YOUR INSTRUCTIONS: Write out all records as given; omit images.

Dataset records:
--- Begin ---

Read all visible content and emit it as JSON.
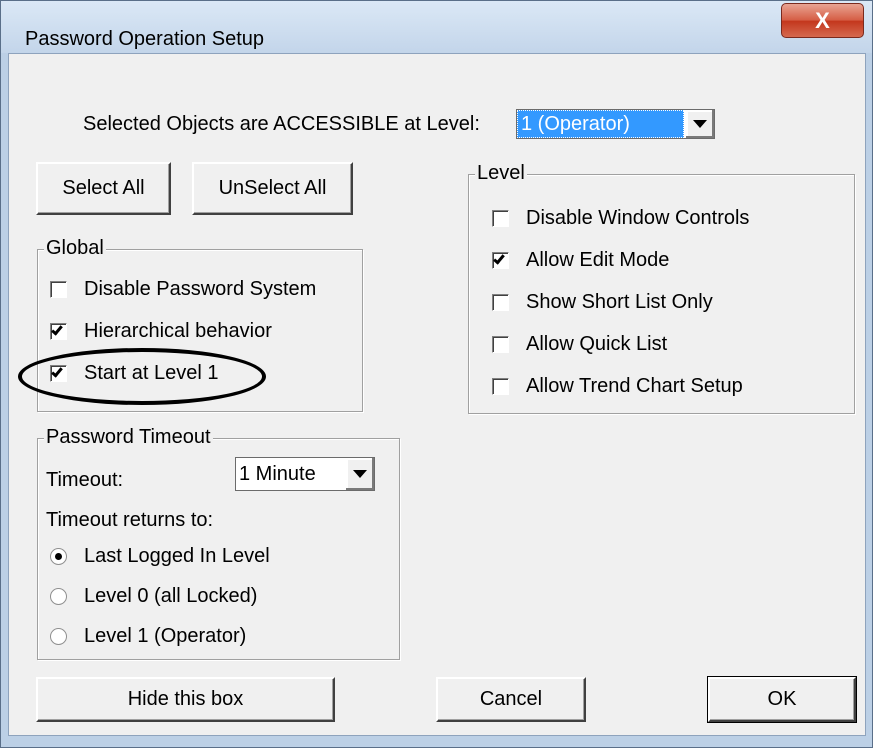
{
  "window": {
    "title": "Password Operation Setup",
    "close_glyph": "X"
  },
  "access_level": {
    "label": "Selected Objects are ACCESSIBLE at Level:",
    "selected_value": "1 (Operator)"
  },
  "buttons": {
    "select_all": "Select All",
    "unselect_all": "UnSelect All",
    "hide_box": "Hide this box",
    "cancel": "Cancel",
    "ok": "OK"
  },
  "global_group": {
    "title": "Global",
    "items": [
      {
        "label": "Disable Password System",
        "checked": false
      },
      {
        "label": "Hierarchical behavior",
        "checked": true
      },
      {
        "label": "Start at Level 1",
        "checked": true
      }
    ]
  },
  "level_group": {
    "title": "Level",
    "items": [
      {
        "label": "Disable Window Controls",
        "checked": false
      },
      {
        "label": "Allow Edit Mode",
        "checked": true
      },
      {
        "label": "Show Short List Only",
        "checked": false
      },
      {
        "label": "Allow Quick List",
        "checked": false
      },
      {
        "label": "Allow Trend Chart Setup",
        "checked": false
      }
    ]
  },
  "timeout_group": {
    "title": "Password Timeout",
    "timeout_label": "Timeout:",
    "timeout_value": "1 Minute",
    "returns_label": "Timeout returns to:",
    "options": [
      {
        "label": "Last Logged In Level",
        "selected": true
      },
      {
        "label": "Level 0 (all Locked)",
        "selected": false
      },
      {
        "label": "Level 1 (Operator)",
        "selected": false
      }
    ]
  },
  "colors": {
    "dialog_bg": "#f0f0f0",
    "frame": "#bcd0e6",
    "selection": "#3399ff",
    "close_button": "#c3361c"
  }
}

--- End ---

WRITTEN RESPONSE:
Read all visible content and emit it as JSON.
{
  "window": {
    "title": "Password Operation Setup",
    "close_glyph": "X"
  },
  "access_level": {
    "label": "Selected Objects are ACCESSIBLE at Level:",
    "selected_value": "1 (Operator)"
  },
  "buttons": {
    "select_all": "Select All",
    "unselect_all": "UnSelect All",
    "hide_box": "Hide this box",
    "cancel": "Cancel",
    "ok": "OK"
  },
  "global_group": {
    "title": "Global",
    "items": [
      {
        "label": "Disable Password System",
        "checked": false
      },
      {
        "label": "Hierarchical behavior",
        "checked": true
      },
      {
        "label": "Start at Level 1",
        "checked": true
      }
    ]
  },
  "level_group": {
    "title": "Level",
    "items": [
      {
        "label": "Disable Window Controls",
        "checked": false
      },
      {
        "label": "Allow Edit Mode",
        "checked": true
      },
      {
        "label": "Show Short List Only",
        "checked": false
      },
      {
        "label": "Allow Quick List",
        "checked": false
      },
      {
        "label": "Allow Trend Chart Setup",
        "checked": false
      }
    ]
  },
  "timeout_group": {
    "title": "Password Timeout",
    "timeout_label": "Timeout:",
    "timeout_value": "1 Minute",
    "returns_label": "Timeout returns to:",
    "options": [
      {
        "label": "Last Logged In Level",
        "selected": true
      },
      {
        "label": "Level 0 (all Locked)",
        "selected": false
      },
      {
        "label": "Level 1 (Operator)",
        "selected": false
      }
    ]
  },
  "colors": {
    "dialog_bg": "#f0f0f0",
    "frame": "#bcd0e6",
    "selection": "#3399ff",
    "close_button": "#c3361c"
  }
}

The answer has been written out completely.